### [Aim]
Go through the entries below and print each one exactly, leaving out pictures.

### [Source data]

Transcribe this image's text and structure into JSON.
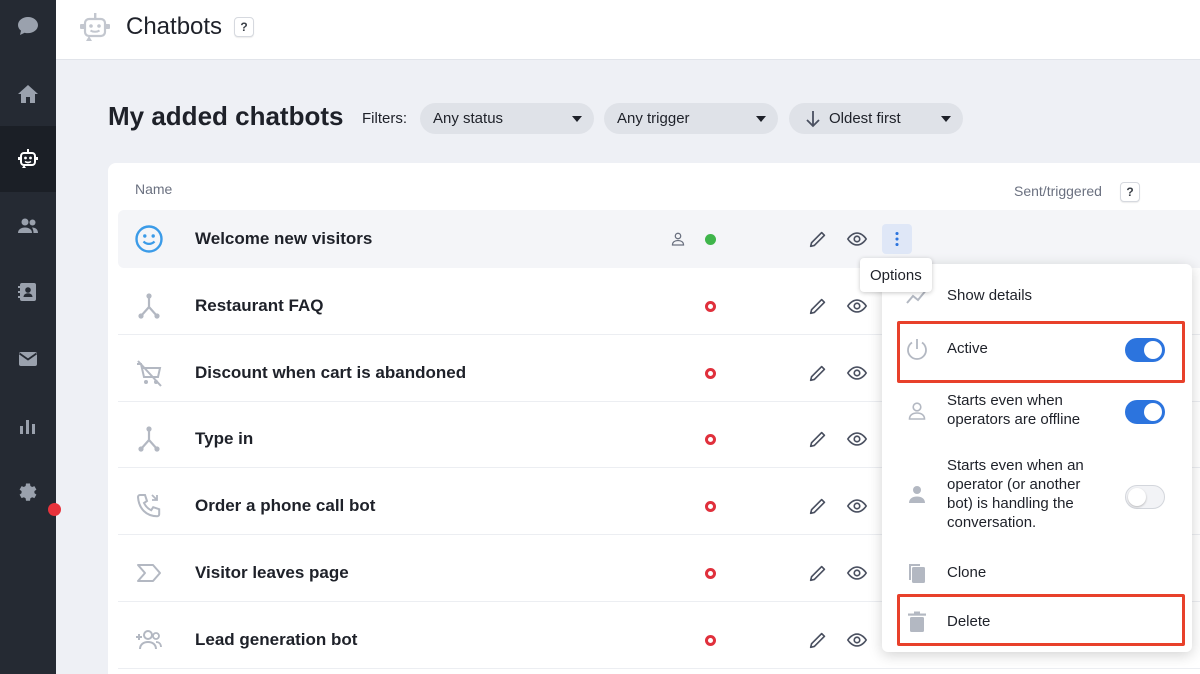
{
  "header": {
    "title": "Chatbots",
    "help": "?"
  },
  "toolbar": {
    "title": "My added chatbots",
    "filters_label": "Filters:",
    "status_filter": "Any status",
    "trigger_filter": "Any trigger",
    "sort": "Oldest first"
  },
  "table": {
    "col_name": "Name",
    "col_sent": "Sent/triggered",
    "col_sent_help": "?",
    "rows": [
      {
        "name": "Welcome new visitors",
        "icon": "smiley-icon",
        "status": "active"
      },
      {
        "name": "Restaurant FAQ",
        "icon": "branch-icon",
        "status": "inactive"
      },
      {
        "name": "Discount when cart is abandoned",
        "icon": "cart-off-icon",
        "status": "inactive"
      },
      {
        "name": "Type in",
        "icon": "branch-icon",
        "status": "inactive"
      },
      {
        "name": "Order a phone call bot",
        "icon": "phone-icon",
        "status": "inactive"
      },
      {
        "name": "Visitor leaves page",
        "icon": "exit-icon",
        "status": "inactive"
      },
      {
        "name": "Lead generation bot",
        "icon": "add-users-icon",
        "status": "inactive"
      }
    ]
  },
  "tooltip": {
    "text": "Options"
  },
  "menu": {
    "show_details": "Show details",
    "active": "Active",
    "offline_line1": "Starts even when",
    "offline_line2": "operators are offline",
    "handling_line1": "Starts even when an",
    "handling_line2": "operator (or another",
    "handling_line3": "bot) is handling the",
    "handling_line4": "conversation.",
    "clone": "Clone",
    "delete": "Delete"
  },
  "colors": {
    "sidebar": "#252a33",
    "accent": "#2c74de",
    "active_status": "#3fb54b",
    "inactive_status": "#e0303c",
    "highlight": "#e8402a"
  }
}
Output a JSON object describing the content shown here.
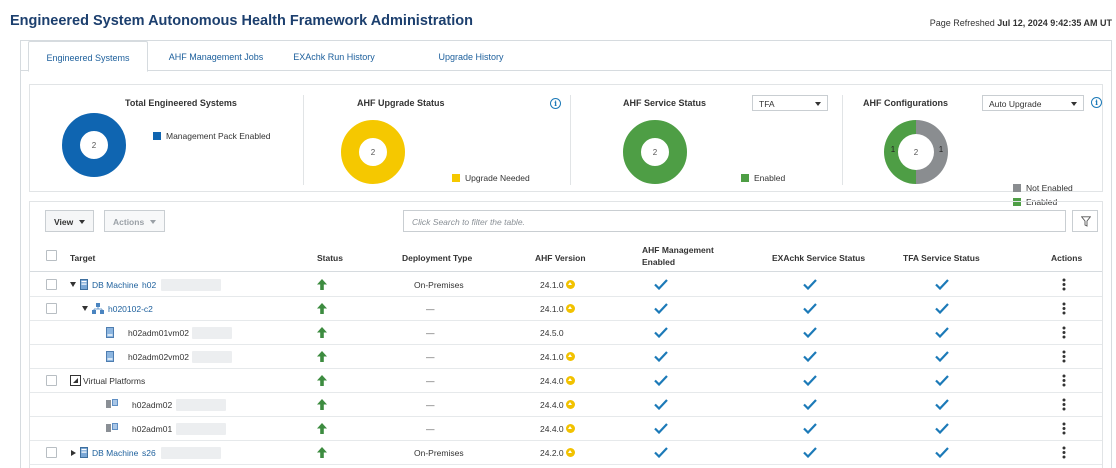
{
  "page": {
    "title": "Engineered System Autonomous Health Framework Administration",
    "refresh_label": "Page Refreshed",
    "refresh_time": "Jul 12, 2024 9:42:35 AM UT"
  },
  "tabs": [
    {
      "label": "Engineered Systems",
      "active": true
    },
    {
      "label": "AHF Management Jobs",
      "active": false
    },
    {
      "label": "EXAchk Run History",
      "active": false
    },
    {
      "label": "Upgrade History",
      "active": false
    }
  ],
  "summary": {
    "total_systems": {
      "title": "Total Engineered Systems",
      "center": "2",
      "legend": "Management Pack Enabled",
      "color": "#0f65b1"
    },
    "upgrade_status": {
      "title": "AHF Upgrade Status",
      "center": "2",
      "legend": "Upgrade Needed",
      "color": "#f5c800"
    },
    "service_status": {
      "title": "AHF Service Status",
      "center": "2",
      "legend": "Enabled",
      "color": "#4e9e45",
      "select": "TFA"
    },
    "configurations": {
      "title": "AHF Configurations",
      "center": "2",
      "select": "Auto Upgrade",
      "enabled_count": "1",
      "not_enabled_count": "1",
      "legend_not_enabled": "Not Enabled",
      "legend_enabled": "Enabled",
      "color_not_enabled": "#8a8d90",
      "color_enabled": "#4e9e45"
    }
  },
  "chart_data": [
    {
      "type": "pie",
      "title": "Total Engineered Systems",
      "labels": [
        "Management Pack Enabled"
      ],
      "values": [
        2
      ]
    },
    {
      "type": "pie",
      "title": "AHF Upgrade Status",
      "labels": [
        "Upgrade Needed"
      ],
      "values": [
        2
      ]
    },
    {
      "type": "pie",
      "title": "AHF Service Status",
      "labels": [
        "Enabled"
      ],
      "values": [
        2
      ]
    },
    {
      "type": "pie",
      "title": "AHF Configurations",
      "labels": [
        "Not Enabled",
        "Enabled"
      ],
      "values": [
        1,
        1
      ]
    }
  ],
  "toolbar": {
    "view_label": "View",
    "actions_label": "Actions",
    "search_placeholder": "Click Search to filter the table."
  },
  "table": {
    "headers": {
      "target": "Target",
      "status": "Status",
      "deployment": "Deployment Type",
      "version": "AHF Version",
      "mgmt_line1": "AHF Management",
      "mgmt_line2": "Enabled",
      "exachk": "EXAchk Service Status",
      "tfa": "TFA Service Status",
      "actions": "Actions"
    },
    "rows": [
      {
        "prefix": "DB Machine",
        "name": "h02",
        "deployment": "On-Premises",
        "version": "24.1.0"
      },
      {
        "prefix": "",
        "name": "h020102-c2",
        "deployment": "—",
        "version": "24.1.0"
      },
      {
        "prefix": "",
        "name": "h02adm01vm02",
        "deployment": "—",
        "version": "24.5.0"
      },
      {
        "prefix": "",
        "name": "h02adm02vm02",
        "deployment": "—",
        "version": "24.1.0"
      },
      {
        "prefix": "",
        "name": "Virtual Platforms",
        "deployment": "—",
        "version": "24.4.0"
      },
      {
        "prefix": "",
        "name": "h02adm02",
        "deployment": "—",
        "version": "24.4.0"
      },
      {
        "prefix": "",
        "name": "h02adm01",
        "deployment": "—",
        "version": "24.4.0"
      },
      {
        "prefix": "DB Machine",
        "name": "s26",
        "deployment": "On-Premises",
        "version": "24.2.0"
      }
    ]
  },
  "colors": {
    "link": "#1c5f9c",
    "status_up": "#3d8c40",
    "check": "#1c7ab8",
    "upgrade_badge": "#f2c200"
  }
}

### [Task answer]
Transcribe this image's text and structure into JSON.
{
  "header": {
    "title": "Chatbots",
    "help": "?"
  },
  "toolbar": {
    "title": "My added chatbots",
    "filters_label": "Filters:",
    "status_filter": "Any status",
    "trigger_filter": "Any trigger",
    "sort": "Oldest first"
  },
  "table": {
    "col_name": "Name",
    "col_sent": "Sent/triggered",
    "col_sent_help": "?",
    "rows": [
      {
        "name": "Welcome new visitors",
        "icon": "smiley-icon",
        "status": "active"
      },
      {
        "name": "Restaurant FAQ",
        "icon": "branch-icon",
        "status": "inactive"
      },
      {
        "name": "Discount when cart is abandoned",
        "icon": "cart-off-icon",
        "status": "inactive"
      },
      {
        "name": "Type in",
        "icon": "branch-icon",
        "status": "inactive"
      },
      {
        "name": "Order a phone call bot",
        "icon": "phone-icon",
        "status": "inactive"
      },
      {
        "name": "Visitor leaves page",
        "icon": "exit-icon",
        "status": "inactive"
      },
      {
        "name": "Lead generation bot",
        "icon": "add-users-icon",
        "status": "inactive"
      }
    ]
  },
  "tooltip": {
    "text": "Options"
  },
  "menu": {
    "show_details": "Show details",
    "active": "Active",
    "offline_line1": "Starts even when",
    "offline_line2": "operators are offline",
    "handling_line1": "Starts even when an",
    "handling_line2": "operator (or another",
    "handling_line3": "bot) is handling the",
    "handling_line4": "conversation.",
    "clone": "Clone",
    "delete": "Delete"
  },
  "colors": {
    "sidebar": "#252a33",
    "accent": "#2c74de",
    "active_status": "#3fb54b",
    "inactive_status": "#e0303c",
    "highlight": "#e8402a"
  }
}
Output a JSON object describing the content shown here.
{
  "page": {
    "title": "Engineered System Autonomous Health Framework Administration",
    "refresh_label": "Page Refreshed",
    "refresh_time": "Jul 12, 2024 9:42:35 AM UT"
  },
  "tabs": [
    {
      "label": "Engineered Systems",
      "active": true
    },
    {
      "label": "AHF Management Jobs",
      "active": false
    },
    {
      "label": "EXAchk Run History",
      "active": false
    },
    {
      "label": "Upgrade History",
      "active": false
    }
  ],
  "summary": {
    "total_systems": {
      "title": "Total Engineered Systems",
      "center": "2",
      "legend": "Management Pack Enabled",
      "color": "#0f65b1"
    },
    "upgrade_status": {
      "title": "AHF Upgrade Status",
      "center": "2",
      "legend": "Upgrade Needed",
      "color": "#f5c800"
    },
    "service_status": {
      "title": "AHF Service Status",
      "center": "2",
      "legend": "Enabled",
      "color": "#4e9e45",
      "select": "TFA"
    },
    "configurations": {
      "title": "AHF Configurations",
      "center": "2",
      "select": "Auto Upgrade",
      "enabled_count": "1",
      "not_enabled_count": "1",
      "legend_not_enabled": "Not Enabled",
      "legend_enabled": "Enabled",
      "color_not_enabled": "#8a8d90",
      "color_enabled": "#4e9e45"
    }
  },
  "chart_data": [
    {
      "type": "pie",
      "title": "Total Engineered Systems",
      "labels": [
        "Management Pack Enabled"
      ],
      "values": [
        2
      ]
    },
    {
      "type": "pie",
      "title": "AHF Upgrade Status",
      "labels": [
        "Upgrade Needed"
      ],
      "values": [
        2
      ]
    },
    {
      "type": "pie",
      "title": "AHF Service Status",
      "labels": [
        "Enabled"
      ],
      "values": [
        2
      ]
    },
    {
      "type": "pie",
      "title": "AHF Configurations",
      "labels": [
        "Not Enabled",
        "Enabled"
      ],
      "values": [
        1,
        1
      ]
    }
  ],
  "toolbar": {
    "view_label": "View",
    "actions_label": "Actions",
    "search_placeholder": "Click Search to filter the table."
  },
  "table": {
    "headers": {
      "target": "Target",
      "status": "Status",
      "deployment": "Deployment Type",
      "version": "AHF Version",
      "mgmt_line1": "AHF Management",
      "mgmt_line2": "Enabled",
      "exachk": "EXAchk Service Status",
      "tfa": "TFA Service Status",
      "actions": "Actions"
    },
    "rows": [
      {
        "prefix": "DB Machine",
        "name": "h02",
        "deployment": "On-Premises",
        "version": "24.1.0"
      },
      {
        "prefix": "",
        "name": "h020102-c2",
        "deployment": "—",
        "version": "24.1.0"
      },
      {
        "prefix": "",
        "name": "h02adm01vm02",
        "deployment": "—",
        "version": "24.5.0"
      },
      {
        "prefix": "",
        "name": "h02adm02vm02",
        "deployment": "—",
        "version": "24.1.0"
      },
      {
        "prefix": "",
        "name": "Virtual Platforms",
        "deployment": "—",
        "version": "24.4.0"
      },
      {
        "prefix": "",
        "name": "h02adm02",
        "deployment": "—",
        "version": "24.4.0"
      },
      {
        "prefix": "",
        "name": "h02adm01",
        "deployment": "—",
        "version": "24.4.0"
      },
      {
        "prefix": "DB Machine",
        "name": "s26",
        "deployment": "On-Premises",
        "version": "24.2.0"
      }
    ]
  },
  "colors": {
    "link": "#1c5f9c",
    "status_up": "#3d8c40",
    "check": "#1c7ab8",
    "upgrade_badge": "#f2c200"
  }
}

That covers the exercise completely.